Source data

══════

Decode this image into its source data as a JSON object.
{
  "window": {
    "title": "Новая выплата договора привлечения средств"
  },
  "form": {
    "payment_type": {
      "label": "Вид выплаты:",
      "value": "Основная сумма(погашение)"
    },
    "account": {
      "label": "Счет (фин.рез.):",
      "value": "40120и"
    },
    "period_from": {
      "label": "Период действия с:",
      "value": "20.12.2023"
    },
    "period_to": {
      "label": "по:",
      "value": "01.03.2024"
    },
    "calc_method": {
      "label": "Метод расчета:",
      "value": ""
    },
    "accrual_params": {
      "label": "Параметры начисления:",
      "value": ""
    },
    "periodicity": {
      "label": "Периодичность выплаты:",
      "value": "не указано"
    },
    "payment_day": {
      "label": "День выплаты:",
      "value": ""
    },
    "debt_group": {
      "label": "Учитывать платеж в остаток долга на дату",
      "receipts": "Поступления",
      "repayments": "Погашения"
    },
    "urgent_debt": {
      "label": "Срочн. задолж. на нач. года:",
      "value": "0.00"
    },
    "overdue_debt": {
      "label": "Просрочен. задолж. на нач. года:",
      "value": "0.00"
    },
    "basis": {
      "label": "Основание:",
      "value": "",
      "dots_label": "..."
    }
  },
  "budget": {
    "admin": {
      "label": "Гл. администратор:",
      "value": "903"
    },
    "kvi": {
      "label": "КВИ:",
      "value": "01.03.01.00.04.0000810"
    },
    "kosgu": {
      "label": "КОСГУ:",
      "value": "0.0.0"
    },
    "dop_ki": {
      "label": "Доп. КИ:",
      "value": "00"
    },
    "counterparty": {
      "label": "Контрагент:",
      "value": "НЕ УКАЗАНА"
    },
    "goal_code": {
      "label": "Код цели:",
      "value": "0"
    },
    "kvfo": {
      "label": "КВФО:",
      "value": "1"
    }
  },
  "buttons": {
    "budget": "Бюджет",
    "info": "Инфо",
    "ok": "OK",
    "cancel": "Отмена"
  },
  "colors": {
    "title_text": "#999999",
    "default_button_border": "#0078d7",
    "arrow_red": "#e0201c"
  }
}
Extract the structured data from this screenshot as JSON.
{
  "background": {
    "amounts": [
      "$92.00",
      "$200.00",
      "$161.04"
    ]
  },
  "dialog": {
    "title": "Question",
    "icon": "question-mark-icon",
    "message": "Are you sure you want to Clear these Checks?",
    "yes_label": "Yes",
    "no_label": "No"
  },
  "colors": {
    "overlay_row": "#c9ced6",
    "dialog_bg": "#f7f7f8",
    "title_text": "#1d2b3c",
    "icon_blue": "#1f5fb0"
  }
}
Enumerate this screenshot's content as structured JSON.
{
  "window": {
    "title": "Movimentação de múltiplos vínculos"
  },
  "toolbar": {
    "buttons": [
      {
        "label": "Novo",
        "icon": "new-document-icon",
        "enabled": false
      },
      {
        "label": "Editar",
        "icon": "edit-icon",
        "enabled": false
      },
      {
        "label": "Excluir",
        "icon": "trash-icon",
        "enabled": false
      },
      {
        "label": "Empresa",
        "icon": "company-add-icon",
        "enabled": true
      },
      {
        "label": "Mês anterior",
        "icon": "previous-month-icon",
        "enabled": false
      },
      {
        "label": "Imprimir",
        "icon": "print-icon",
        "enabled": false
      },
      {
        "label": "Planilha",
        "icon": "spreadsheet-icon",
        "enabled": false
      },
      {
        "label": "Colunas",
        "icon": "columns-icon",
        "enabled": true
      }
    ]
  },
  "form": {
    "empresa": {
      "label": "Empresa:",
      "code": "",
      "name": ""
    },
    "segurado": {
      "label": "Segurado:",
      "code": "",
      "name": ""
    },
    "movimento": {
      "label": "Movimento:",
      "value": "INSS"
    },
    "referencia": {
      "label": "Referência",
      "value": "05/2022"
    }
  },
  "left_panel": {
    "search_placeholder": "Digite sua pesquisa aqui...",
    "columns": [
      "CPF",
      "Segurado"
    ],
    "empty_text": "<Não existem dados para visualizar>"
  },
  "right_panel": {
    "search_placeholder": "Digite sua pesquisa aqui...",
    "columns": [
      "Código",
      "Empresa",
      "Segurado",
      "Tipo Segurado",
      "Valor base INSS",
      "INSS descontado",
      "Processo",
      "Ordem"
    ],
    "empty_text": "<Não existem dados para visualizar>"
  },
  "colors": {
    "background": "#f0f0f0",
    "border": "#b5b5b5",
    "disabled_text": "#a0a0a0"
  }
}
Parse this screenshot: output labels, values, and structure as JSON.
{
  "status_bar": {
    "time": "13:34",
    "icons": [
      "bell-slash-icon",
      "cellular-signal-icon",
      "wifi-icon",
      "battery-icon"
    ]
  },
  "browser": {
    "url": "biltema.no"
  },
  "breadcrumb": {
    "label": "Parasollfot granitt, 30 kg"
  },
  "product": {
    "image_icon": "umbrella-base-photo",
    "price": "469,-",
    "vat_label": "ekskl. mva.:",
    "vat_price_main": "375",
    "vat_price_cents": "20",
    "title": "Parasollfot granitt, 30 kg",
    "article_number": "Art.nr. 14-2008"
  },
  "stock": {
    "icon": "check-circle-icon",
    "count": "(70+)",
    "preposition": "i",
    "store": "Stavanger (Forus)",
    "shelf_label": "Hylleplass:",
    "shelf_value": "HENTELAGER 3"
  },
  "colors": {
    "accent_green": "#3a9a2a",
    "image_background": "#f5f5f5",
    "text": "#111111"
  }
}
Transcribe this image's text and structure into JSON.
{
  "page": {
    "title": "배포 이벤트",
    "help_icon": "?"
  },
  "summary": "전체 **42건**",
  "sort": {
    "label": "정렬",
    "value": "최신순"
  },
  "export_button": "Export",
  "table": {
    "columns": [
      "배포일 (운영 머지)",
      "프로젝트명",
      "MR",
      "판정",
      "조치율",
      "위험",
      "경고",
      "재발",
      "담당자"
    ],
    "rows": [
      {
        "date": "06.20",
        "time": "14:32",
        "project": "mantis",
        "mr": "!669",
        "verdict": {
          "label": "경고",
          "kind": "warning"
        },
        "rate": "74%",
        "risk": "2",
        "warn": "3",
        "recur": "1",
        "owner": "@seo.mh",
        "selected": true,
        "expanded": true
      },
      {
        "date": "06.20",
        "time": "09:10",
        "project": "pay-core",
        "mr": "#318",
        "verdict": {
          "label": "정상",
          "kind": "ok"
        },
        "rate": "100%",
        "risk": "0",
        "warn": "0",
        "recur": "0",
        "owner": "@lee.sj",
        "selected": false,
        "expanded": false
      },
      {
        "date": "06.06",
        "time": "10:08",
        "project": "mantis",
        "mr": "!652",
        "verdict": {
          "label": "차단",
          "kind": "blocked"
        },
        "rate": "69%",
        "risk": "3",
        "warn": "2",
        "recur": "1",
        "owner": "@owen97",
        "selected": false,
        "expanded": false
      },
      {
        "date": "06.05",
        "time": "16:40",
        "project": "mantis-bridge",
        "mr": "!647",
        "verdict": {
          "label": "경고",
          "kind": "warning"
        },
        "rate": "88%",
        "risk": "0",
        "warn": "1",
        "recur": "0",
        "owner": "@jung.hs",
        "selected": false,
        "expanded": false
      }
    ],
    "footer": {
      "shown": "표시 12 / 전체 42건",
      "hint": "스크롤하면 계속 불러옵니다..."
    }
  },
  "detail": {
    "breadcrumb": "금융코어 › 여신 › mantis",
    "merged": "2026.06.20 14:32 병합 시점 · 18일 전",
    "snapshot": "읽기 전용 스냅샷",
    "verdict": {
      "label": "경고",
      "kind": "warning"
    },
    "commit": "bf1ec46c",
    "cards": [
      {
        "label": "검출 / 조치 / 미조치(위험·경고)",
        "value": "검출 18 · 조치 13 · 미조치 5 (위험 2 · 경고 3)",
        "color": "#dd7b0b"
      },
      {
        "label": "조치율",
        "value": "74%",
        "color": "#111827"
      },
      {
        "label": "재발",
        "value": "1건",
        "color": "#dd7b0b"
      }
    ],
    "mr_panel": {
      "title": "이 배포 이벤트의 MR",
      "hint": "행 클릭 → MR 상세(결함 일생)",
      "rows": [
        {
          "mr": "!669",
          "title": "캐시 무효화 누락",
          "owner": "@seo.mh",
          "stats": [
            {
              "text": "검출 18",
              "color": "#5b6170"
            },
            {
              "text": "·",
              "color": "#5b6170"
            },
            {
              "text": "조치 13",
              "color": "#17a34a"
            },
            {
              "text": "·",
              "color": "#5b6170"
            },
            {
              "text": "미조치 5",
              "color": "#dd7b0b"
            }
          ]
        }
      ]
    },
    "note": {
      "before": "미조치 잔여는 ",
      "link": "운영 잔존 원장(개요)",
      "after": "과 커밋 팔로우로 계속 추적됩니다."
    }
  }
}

══════

### EXERCISE
Read through the data and copy every line where "this" shows up.

### THE ANSWER
Decode this image into its source data as a JSON object.
Extract the structured data from this screenshot as JSON.
Enumerate this screenshot's content as structured JSON.
Parse this screenshot: output labels, values, and structure as JSON.
Transcribe this image's text and structure into JSON.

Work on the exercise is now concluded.